### Collected data entries:
####

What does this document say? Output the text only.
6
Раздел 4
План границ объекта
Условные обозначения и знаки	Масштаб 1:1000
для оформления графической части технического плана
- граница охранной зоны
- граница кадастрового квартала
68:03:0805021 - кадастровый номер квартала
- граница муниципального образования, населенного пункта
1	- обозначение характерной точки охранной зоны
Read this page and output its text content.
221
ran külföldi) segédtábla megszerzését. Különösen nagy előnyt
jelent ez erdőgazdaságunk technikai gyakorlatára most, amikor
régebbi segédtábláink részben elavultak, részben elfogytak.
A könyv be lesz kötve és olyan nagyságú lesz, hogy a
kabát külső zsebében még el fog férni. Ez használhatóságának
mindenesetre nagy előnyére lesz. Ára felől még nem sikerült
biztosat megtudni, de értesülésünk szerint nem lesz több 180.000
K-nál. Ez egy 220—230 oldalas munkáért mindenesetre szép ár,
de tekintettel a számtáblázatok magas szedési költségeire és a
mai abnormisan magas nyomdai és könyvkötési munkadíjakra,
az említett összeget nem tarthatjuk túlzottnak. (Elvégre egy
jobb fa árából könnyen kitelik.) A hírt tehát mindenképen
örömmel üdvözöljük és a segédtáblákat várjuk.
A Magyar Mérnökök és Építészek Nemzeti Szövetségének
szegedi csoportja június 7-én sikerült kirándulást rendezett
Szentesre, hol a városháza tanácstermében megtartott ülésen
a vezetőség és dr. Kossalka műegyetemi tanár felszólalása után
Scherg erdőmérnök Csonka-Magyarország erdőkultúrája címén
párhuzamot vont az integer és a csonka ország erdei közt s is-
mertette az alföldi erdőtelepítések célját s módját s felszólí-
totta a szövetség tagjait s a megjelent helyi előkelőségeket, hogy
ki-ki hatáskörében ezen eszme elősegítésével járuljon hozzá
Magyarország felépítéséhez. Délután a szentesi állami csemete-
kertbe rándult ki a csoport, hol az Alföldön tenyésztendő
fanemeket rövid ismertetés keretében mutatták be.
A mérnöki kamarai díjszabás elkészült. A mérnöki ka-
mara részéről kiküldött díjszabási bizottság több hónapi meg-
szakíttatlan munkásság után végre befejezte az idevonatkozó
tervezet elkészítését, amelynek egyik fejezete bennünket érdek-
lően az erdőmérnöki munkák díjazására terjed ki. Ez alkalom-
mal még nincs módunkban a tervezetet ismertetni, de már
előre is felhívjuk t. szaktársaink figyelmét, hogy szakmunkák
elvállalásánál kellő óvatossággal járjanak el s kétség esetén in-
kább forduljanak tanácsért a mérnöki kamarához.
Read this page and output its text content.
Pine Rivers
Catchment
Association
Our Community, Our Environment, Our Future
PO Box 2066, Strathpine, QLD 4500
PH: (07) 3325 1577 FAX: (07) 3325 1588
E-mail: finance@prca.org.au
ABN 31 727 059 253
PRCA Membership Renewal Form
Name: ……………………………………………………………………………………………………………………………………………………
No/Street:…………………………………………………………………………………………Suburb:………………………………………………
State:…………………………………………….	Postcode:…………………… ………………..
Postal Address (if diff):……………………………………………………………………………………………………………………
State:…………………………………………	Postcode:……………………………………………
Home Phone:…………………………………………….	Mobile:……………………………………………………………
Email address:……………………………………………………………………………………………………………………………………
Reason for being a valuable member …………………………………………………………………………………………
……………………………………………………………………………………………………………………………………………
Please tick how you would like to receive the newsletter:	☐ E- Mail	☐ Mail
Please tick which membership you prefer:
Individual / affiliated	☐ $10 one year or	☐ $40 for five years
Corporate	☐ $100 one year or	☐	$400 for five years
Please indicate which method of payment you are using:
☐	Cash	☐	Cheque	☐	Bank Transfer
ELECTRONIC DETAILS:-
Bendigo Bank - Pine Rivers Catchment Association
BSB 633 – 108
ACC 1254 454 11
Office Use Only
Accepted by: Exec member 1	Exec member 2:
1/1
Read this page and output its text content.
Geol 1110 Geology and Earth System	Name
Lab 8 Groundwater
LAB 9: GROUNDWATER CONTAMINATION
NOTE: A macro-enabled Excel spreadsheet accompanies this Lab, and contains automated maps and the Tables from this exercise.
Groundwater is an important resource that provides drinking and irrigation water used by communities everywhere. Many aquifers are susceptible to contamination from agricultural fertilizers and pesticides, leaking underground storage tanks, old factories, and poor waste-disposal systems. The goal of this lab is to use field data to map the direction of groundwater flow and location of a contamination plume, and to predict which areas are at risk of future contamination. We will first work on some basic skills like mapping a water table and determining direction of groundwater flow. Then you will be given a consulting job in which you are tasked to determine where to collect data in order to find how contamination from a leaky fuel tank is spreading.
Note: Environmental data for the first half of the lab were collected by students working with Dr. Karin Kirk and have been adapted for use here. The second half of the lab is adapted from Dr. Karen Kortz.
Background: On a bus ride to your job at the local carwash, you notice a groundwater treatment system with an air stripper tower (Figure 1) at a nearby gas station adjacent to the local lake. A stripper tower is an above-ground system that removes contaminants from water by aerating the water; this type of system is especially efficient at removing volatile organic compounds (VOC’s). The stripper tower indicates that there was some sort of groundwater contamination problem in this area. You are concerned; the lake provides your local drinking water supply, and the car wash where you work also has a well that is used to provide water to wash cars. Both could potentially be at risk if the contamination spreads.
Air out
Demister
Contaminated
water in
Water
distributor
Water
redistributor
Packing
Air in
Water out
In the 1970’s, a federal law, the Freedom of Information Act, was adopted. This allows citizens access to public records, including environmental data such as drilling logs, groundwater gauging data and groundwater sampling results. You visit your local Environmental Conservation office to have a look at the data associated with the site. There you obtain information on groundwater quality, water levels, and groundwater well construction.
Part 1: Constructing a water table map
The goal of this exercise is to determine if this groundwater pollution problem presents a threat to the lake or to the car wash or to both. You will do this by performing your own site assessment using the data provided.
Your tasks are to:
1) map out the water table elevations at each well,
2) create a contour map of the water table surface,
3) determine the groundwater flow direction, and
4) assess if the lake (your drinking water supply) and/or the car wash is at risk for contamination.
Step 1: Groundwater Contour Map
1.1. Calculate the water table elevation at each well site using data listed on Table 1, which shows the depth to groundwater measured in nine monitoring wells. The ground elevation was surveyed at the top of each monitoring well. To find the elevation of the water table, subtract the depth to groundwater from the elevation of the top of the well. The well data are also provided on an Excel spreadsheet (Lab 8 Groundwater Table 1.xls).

####

### TASK PROMPT:
Reproduce the data, keeping every line exactly the same.

### IN RESPONSE:
What does this document say? Output the text only.
6
Раздел 4
План границ объекта
Условные обозначения и знаки	Масштаб 1:1000
для оформления графической части технического плана
- граница охранной зоны
- граница кадастрового квартала
68:03:0805021 - кадастровый номер квартала
- граница муниципального образования, населенного пункта
1	- обозначение характерной точки охранной зоны
Read this page and output its text content.
221
ran külföldi) segédtábla megszerzését. Különösen nagy előnyt
jelent ez erdőgazdaságunk technikai gyakorlatára most, amikor
régebbi segédtábláink részben elavultak, részben elfogytak.
A könyv be lesz kötve és olyan nagyságú lesz, hogy a
kabát külső zsebében még el fog férni. Ez használhatóságának
mindenesetre nagy előnyére lesz. Ára felől még nem sikerült
biztosat megtudni, de értesülésünk szerint nem lesz több 180.000
K-nál. Ez egy 220—230 oldalas munkáért mindenesetre szép ár,
de tekintettel a számtáblázatok magas szedési költségeire és a
mai abnormisan magas nyomdai és könyvkötési munkadíjakra,
az említett összeget nem tarthatjuk túlzottnak. (Elvégre egy
jobb fa árából könnyen kitelik.) A hírt tehát mindenképen
örömmel üdvözöljük és a segédtáblákat várjuk.
A Magyar Mérnökök és Építészek Nemzeti Szövetségének
szegedi csoportja június 7-én sikerült kirándulást rendezett
Szentesre, hol a városháza tanácstermében megtartott ülésen
a vezetőség és dr. Kossalka műegyetemi tanár felszólalása után
Scherg erdőmérnök Csonka-Magyarország erdőkultúrája címén
párhuzamot vont az integer és a csonka ország erdei közt s is-
mertette az alföldi erdőtelepítések célját s módját s felszólí-
totta a szövetség tagjait s a megjelent helyi előkelőségeket, hogy
ki-ki hatáskörében ezen eszme elősegítésével járuljon hozzá
Magyarország felépítéséhez. Délután a szentesi állami csemete-
kertbe rándult ki a csoport, hol az Alföldön tenyésztendő
fanemeket rövid ismertetés keretében mutatták be.
A mérnöki kamarai díjszabás elkészült. A mérnöki ka-
mara részéről kiküldött díjszabási bizottság több hónapi meg-
szakíttatlan munkásság után végre befejezte az idevonatkozó
tervezet elkészítését, amelynek egyik fejezete bennünket érdek-
lően az erdőmérnöki munkák díjazására terjed ki. Ez alkalom-
mal még nincs módunkban a tervezetet ismertetni, de már
előre is felhívjuk t. szaktársaink figyelmét, hogy szakmunkák
elvállalásánál kellő óvatossággal járjanak el s kétség esetén in-
kább forduljanak tanácsért a mérnöki kamarához.
Read this page and output its text content.
Pine Rivers
Catchment
Association
Our Community, Our Environment, Our Future
PO Box 2066, Strathpine, QLD 4500
PH: (07) 3325 1577 FAX: (07) 3325 1588
E-mail: finance@prca.org.au
ABN 31 727 059 253
PRCA Membership Renewal Form
Name: ……………………………………………………………………………………………………………………………………………………
No/Street:…………………………………………………………………………………………Suburb:………………………………………………
State:…………………………………………….	Postcode:…………………… ………………..
Postal Address (if diff):……………………………………………………………………………………………………………………
State:…………………………………………	Postcode:……………………………………………
Home Phone:…………………………………………….	Mobile:……………………………………………………………
Email address:……………………………………………………………………………………………………………………………………
Reason for being a valuable member …………………………………………………………………………………………
……………………………………………………………………………………………………………………………………………
Please tick how you would like to receive the newsletter:	☐ E- Mail	☐ Mail
Please tick which membership you prefer:
Individual / affiliated	☐ $10 one year or	☐ $40 for five years
Corporate	☐ $100 one year or	☐	$400 for five years
Please indicate which method of payment you are using:
☐	Cash	☐	Cheque	☐	Bank Transfer
ELECTRONIC DETAILS:-
Bendigo Bank - Pine Rivers Catchment Association
BSB 633 – 108
ACC 1254 454 11
Office Use Only
Accepted by: Exec member 1	Exec member 2:
1/1
Read this page and output its text content.
Geol 1110 Geology and Earth System	Name
Lab 8 Groundwater
LAB 9: GROUNDWATER CONTAMINATION
NOTE: A macro-enabled Excel spreadsheet accompanies this Lab, and contains automated maps and the Tables from this exercise.
Groundwater is an important resource that provides drinking and irrigation water used by communities everywhere. Many aquifers are susceptible to contamination from agricultural fertilizers and pesticides, leaking underground storage tanks, old factories, and poor waste-disposal systems. The goal of this lab is to use field data to map the direction of groundwater flow and location of a contamination plume, and to predict which areas are at risk of future contamination. We will first work on some basic skills like mapping a water table and determining direction of groundwater flow. Then you will be given a consulting job in which you are tasked to determine where to collect data in order to find how contamination from a leaky fuel tank is spreading.
Note: Environmental data for the first half of the lab were collected by students working with Dr. Karin Kirk and have been adapted for use here. The second half of the lab is adapted from Dr. Karen Kortz.
Background: On a bus ride to your job at the local carwash, you notice a groundwater treatment system with an air stripper tower (Figure 1) at a nearby gas station adjacent to the local lake. A stripper tower is an above-ground system that removes contaminants from water by aerating the water; this type of system is especially efficient at removing volatile organic compounds (VOC’s). The stripper tower indicates that there was some sort of groundwater contamination problem in this area. You are concerned; the lake provides your local drinking water supply, and the car wash where you work also has a well that is used to provide water to wash cars. Both could potentially be at risk if the contamination spreads.
Air out
Demister
Contaminated
water in
Water
distributor
Water
redistributor
Packing
Air in
Water out
In the 1970’s, a federal law, the Freedom of Information Act, was adopted. This allows citizens access to public records, including environmental data such as drilling logs, groundwater gauging data and groundwater sampling results. You visit your local Environmental Conservation office to have a look at the data associated with the site. There you obtain information on groundwater quality, water levels, and groundwater well construction.
Part 1: Constructing a water table map
The goal of this exercise is to determine if this groundwater pollution problem presents a threat to the lake or to the car wash or to both. You will do this by performing your own site assessment using the data provided.
Your tasks are to:
1) map out the water table elevations at each well,
2) create a contour map of the water table surface,
3) determine the groundwater flow direction, and
4) assess if the lake (your drinking water supply) and/or the car wash is at risk for contamination.
Step 1: Groundwater Contour Map
1.1. Calculate the water table elevation at each well site using data listed on Table 1, which shows the depth to groundwater measured in nine monitoring wells. The ground elevation was surveyed at the top of each monitoring well. To find the elevation of the water table, subtract the depth to groundwater from the elevation of the top of the well. The well data are also provided on an Excel spreadsheet (Lab 8 Groundwater Table 1.xls).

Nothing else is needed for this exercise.